Gather every line of the items below that contains the word "Calculation", and copy each one out.

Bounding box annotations
========================================

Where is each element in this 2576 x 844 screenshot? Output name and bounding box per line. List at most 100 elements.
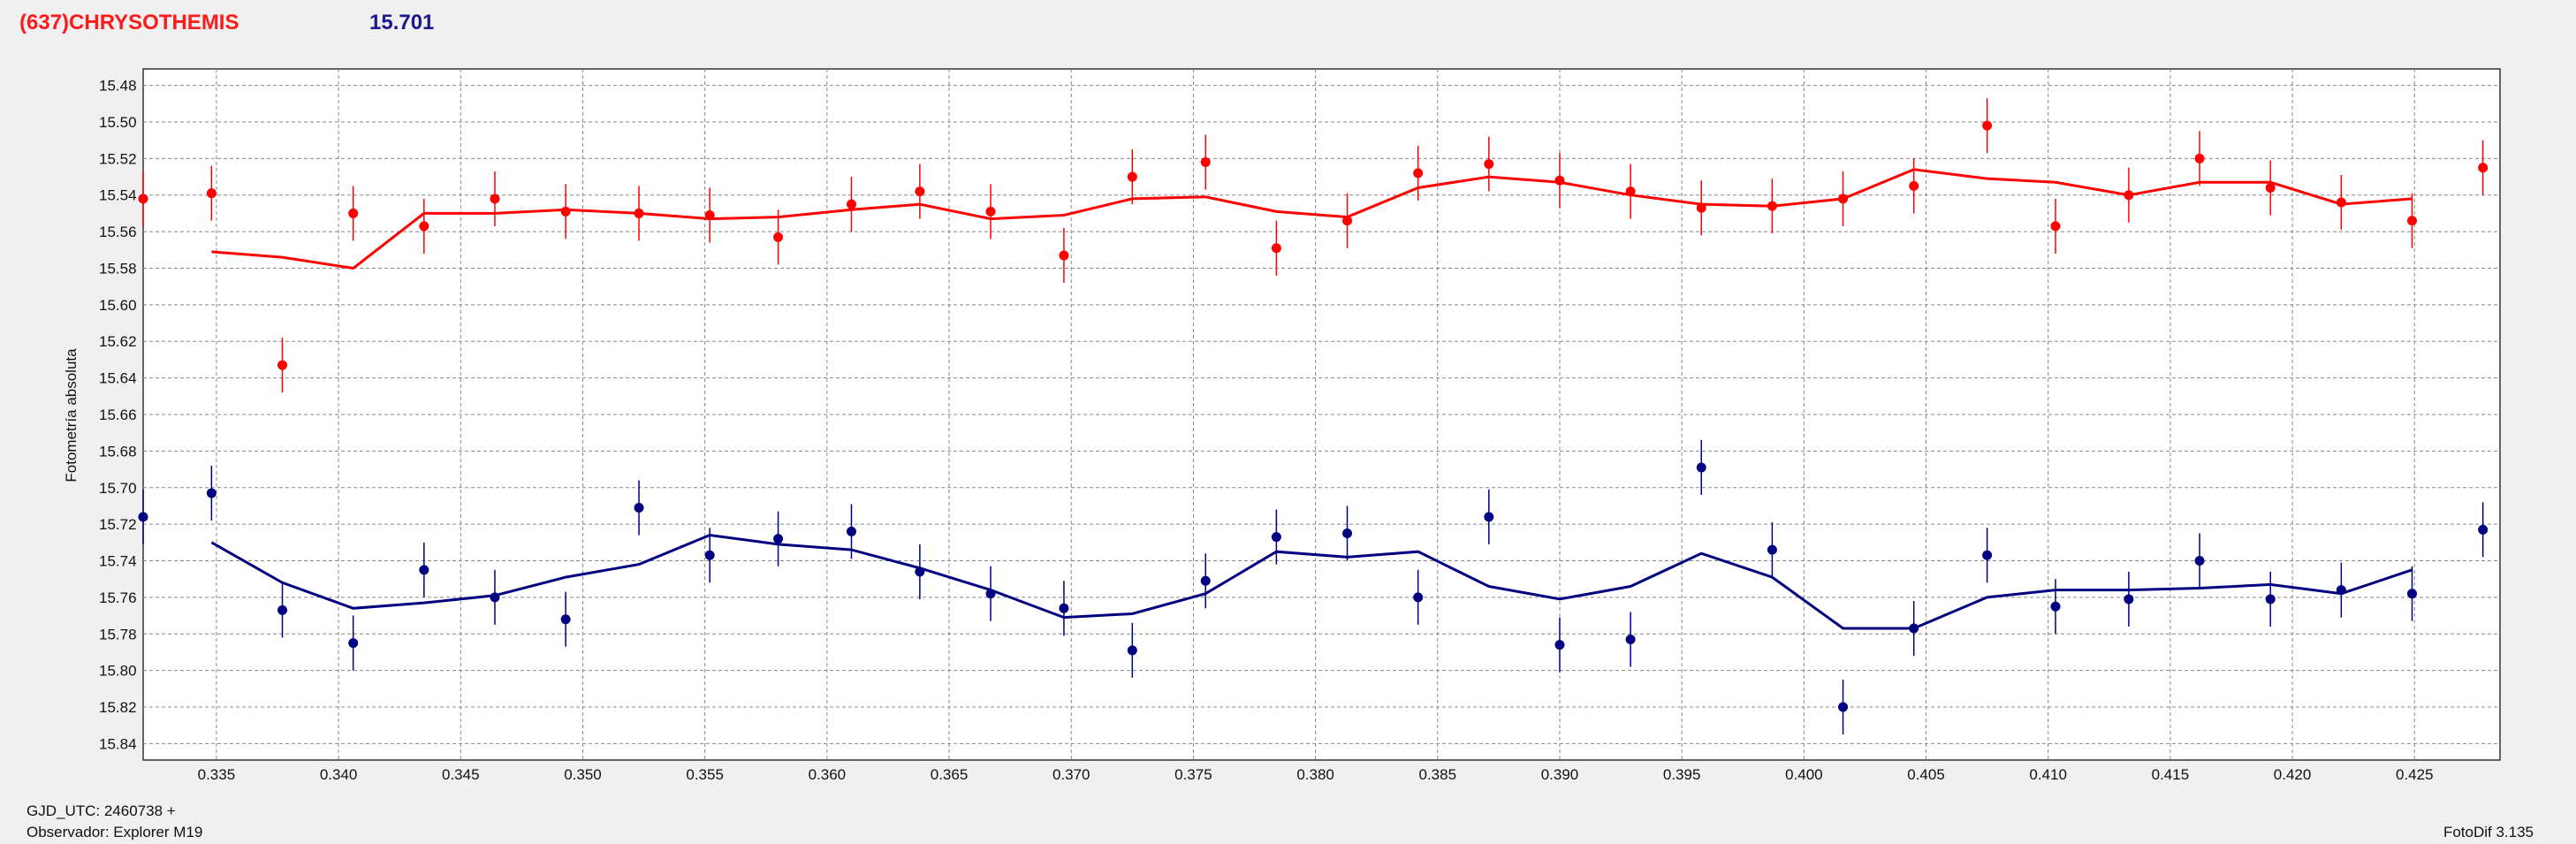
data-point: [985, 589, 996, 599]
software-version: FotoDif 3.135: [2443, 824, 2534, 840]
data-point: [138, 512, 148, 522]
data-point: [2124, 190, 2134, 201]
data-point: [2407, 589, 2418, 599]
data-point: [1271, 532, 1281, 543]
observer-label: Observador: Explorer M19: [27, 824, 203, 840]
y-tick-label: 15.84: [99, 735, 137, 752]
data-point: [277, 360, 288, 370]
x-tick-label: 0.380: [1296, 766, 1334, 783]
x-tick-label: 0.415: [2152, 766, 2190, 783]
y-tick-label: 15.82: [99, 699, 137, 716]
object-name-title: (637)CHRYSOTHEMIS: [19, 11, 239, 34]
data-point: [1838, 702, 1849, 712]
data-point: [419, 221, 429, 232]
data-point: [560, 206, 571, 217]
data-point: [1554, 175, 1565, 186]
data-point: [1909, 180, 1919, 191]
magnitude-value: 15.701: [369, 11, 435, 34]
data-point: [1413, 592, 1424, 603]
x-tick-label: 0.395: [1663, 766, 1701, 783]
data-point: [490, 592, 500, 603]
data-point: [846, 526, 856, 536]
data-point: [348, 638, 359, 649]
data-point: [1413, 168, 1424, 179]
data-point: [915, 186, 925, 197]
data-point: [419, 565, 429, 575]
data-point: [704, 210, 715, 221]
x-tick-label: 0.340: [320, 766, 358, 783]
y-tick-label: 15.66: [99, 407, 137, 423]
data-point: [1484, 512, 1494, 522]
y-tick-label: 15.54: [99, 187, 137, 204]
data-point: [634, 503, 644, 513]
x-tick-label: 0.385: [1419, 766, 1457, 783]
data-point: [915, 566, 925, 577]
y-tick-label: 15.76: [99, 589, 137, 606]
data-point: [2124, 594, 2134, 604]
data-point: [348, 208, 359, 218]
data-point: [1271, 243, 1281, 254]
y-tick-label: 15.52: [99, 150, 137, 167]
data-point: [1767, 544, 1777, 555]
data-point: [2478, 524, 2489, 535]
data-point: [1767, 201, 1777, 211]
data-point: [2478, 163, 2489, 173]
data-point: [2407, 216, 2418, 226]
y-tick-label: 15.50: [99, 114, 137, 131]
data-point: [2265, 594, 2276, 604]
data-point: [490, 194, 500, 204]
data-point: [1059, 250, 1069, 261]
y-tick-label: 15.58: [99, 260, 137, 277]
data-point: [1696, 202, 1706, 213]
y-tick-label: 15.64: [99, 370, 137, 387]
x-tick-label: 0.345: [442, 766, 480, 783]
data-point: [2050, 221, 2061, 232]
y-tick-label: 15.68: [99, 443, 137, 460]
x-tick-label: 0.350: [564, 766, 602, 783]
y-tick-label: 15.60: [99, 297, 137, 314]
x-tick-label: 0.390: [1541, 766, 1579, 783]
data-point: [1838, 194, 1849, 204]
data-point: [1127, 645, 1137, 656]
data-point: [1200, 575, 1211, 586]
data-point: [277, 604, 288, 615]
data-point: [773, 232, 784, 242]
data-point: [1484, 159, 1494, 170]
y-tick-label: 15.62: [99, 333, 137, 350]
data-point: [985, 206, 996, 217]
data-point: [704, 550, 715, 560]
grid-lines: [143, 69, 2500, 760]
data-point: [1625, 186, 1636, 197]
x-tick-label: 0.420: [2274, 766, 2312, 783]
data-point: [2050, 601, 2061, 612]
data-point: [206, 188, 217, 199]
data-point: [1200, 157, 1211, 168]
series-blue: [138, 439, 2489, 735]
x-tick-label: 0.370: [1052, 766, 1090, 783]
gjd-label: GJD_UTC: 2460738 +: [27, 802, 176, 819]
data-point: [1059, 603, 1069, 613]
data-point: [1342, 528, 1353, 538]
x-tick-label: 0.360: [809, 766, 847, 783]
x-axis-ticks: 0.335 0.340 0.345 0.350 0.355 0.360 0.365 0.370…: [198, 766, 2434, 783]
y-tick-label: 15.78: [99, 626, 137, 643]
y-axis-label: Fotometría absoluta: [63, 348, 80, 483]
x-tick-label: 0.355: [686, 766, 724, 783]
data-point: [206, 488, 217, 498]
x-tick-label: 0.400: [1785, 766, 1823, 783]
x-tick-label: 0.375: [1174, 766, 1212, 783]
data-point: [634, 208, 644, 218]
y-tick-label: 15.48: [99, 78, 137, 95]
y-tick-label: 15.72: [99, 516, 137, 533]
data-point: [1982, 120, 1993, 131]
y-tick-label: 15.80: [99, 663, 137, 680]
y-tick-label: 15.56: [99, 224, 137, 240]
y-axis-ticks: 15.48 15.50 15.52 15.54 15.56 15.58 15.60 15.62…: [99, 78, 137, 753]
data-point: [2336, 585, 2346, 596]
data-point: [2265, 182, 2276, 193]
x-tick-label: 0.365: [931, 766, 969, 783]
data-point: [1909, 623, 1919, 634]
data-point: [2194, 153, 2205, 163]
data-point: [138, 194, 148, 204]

========================================

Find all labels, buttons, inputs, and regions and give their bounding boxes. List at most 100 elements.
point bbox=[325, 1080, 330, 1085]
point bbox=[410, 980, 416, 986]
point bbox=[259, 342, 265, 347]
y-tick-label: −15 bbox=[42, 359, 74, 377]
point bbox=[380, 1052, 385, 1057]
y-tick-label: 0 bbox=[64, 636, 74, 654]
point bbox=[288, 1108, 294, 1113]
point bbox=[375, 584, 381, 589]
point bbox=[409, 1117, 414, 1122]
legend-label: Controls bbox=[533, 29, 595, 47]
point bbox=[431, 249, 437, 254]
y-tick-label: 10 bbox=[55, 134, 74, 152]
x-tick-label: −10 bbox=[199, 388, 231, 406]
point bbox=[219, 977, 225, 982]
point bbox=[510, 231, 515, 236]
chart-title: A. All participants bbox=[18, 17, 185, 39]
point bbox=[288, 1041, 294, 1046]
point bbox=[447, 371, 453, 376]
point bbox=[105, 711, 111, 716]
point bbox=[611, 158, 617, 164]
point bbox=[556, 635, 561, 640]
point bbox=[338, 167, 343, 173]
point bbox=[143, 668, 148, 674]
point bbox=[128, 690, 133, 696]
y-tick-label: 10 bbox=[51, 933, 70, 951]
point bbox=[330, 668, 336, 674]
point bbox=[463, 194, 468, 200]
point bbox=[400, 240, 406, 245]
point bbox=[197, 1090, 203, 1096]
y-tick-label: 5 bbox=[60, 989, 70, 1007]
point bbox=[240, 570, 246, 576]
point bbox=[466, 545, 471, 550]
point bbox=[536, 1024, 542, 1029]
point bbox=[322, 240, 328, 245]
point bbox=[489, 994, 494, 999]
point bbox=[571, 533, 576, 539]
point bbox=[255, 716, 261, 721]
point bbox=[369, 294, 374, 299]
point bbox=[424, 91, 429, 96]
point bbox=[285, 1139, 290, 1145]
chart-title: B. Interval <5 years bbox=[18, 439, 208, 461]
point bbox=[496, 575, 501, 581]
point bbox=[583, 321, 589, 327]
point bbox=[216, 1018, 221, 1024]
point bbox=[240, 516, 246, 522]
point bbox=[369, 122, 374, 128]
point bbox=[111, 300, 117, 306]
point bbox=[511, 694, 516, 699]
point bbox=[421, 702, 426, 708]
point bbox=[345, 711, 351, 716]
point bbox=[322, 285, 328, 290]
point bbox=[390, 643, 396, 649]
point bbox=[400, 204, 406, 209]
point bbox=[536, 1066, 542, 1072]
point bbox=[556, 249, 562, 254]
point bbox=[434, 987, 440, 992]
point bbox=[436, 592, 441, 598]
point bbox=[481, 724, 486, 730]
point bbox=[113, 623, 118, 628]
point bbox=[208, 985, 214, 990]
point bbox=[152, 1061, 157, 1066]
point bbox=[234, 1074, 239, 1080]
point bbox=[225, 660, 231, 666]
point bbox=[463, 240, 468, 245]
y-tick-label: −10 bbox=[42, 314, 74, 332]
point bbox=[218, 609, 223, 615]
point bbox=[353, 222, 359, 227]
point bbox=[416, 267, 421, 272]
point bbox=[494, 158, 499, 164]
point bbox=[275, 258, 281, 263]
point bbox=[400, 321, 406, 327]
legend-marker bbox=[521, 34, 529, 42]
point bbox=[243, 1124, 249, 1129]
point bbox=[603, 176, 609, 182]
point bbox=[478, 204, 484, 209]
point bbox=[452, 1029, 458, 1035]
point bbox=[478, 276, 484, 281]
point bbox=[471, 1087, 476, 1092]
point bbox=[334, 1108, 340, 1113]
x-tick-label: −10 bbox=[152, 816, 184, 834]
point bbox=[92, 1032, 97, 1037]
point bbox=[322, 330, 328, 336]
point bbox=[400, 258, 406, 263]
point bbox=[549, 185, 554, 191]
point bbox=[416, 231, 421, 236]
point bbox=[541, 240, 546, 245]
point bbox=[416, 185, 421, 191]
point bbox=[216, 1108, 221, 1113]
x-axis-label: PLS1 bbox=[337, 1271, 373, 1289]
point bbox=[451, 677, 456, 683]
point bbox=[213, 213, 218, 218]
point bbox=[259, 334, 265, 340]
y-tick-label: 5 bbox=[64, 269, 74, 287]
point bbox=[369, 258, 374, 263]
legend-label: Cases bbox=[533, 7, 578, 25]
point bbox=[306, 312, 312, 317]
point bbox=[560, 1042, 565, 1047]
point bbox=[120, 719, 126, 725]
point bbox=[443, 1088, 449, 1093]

========================================

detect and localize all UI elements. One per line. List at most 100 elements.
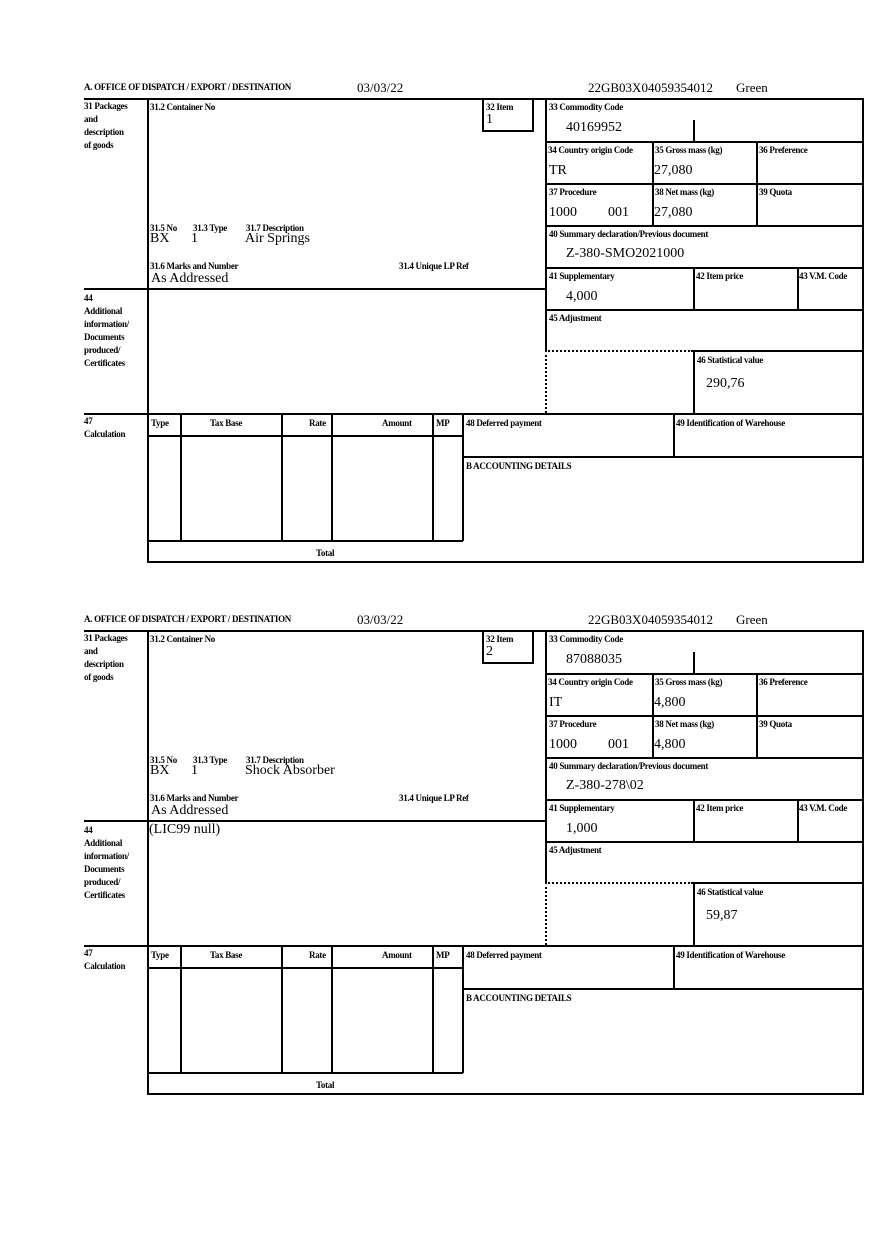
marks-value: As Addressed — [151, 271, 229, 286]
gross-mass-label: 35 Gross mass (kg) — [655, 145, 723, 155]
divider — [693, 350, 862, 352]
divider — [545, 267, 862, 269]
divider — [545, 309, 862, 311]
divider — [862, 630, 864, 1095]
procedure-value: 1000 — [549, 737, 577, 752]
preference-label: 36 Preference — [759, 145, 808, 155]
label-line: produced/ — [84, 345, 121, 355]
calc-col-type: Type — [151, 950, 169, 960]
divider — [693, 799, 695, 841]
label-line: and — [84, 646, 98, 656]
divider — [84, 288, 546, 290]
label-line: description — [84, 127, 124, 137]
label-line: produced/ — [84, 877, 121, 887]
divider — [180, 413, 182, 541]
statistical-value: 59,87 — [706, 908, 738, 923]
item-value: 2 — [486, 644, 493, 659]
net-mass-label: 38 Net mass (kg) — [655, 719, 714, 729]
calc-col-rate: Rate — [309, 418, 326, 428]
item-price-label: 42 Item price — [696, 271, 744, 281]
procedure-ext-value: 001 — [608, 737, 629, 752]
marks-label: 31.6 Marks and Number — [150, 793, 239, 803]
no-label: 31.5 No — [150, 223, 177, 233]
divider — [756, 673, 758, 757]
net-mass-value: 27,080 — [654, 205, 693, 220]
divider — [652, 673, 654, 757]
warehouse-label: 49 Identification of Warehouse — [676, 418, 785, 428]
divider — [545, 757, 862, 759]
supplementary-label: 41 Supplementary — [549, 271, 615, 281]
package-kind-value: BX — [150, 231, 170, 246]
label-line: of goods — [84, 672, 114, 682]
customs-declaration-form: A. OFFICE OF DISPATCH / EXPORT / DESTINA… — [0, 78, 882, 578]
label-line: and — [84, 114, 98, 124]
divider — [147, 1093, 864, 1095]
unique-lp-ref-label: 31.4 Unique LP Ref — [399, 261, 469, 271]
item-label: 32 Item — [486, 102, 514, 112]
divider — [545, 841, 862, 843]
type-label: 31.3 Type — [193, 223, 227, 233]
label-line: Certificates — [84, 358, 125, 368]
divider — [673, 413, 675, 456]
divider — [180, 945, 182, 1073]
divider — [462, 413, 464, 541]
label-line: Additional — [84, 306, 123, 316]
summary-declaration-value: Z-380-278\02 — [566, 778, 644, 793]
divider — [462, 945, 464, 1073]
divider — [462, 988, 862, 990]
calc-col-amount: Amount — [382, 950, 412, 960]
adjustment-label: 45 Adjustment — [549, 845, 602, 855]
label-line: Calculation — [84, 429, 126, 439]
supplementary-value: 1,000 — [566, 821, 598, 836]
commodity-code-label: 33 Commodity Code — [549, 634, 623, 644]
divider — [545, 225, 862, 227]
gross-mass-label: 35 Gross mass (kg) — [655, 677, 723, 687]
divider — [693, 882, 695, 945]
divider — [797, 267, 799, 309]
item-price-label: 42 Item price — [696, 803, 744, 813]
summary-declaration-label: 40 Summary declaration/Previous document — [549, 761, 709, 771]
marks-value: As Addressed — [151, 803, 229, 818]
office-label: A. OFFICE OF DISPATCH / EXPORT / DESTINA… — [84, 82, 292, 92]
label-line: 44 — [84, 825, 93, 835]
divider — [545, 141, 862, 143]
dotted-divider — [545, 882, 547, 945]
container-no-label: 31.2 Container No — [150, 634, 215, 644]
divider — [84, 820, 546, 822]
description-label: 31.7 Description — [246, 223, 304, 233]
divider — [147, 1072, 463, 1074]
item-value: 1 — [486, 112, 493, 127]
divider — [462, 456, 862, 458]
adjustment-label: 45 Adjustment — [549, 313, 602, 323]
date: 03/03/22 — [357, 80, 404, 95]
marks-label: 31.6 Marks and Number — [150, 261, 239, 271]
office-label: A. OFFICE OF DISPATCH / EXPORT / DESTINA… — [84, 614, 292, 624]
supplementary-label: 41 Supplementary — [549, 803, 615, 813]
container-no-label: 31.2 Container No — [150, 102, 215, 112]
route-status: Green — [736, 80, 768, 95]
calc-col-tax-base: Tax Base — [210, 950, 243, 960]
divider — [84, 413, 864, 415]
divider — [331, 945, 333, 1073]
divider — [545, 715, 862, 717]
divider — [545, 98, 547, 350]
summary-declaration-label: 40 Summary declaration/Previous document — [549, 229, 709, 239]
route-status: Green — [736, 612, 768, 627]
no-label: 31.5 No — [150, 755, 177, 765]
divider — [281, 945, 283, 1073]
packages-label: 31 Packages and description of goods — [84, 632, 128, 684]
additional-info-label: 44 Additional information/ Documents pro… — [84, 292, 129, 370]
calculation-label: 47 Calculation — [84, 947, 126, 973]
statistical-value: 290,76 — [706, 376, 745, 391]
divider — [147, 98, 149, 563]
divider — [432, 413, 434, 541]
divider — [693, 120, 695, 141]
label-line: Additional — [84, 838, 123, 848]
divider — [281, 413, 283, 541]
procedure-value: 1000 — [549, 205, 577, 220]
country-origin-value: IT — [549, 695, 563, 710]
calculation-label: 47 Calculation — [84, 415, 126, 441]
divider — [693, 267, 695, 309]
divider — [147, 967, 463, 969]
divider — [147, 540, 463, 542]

========================================

* [THE RESULT]:
label-line: Calculation — [84, 429, 126, 439]
calculation-label: 47 Calculation — [84, 947, 126, 973]
calculation-label: 47 Calculation — [84, 415, 126, 441]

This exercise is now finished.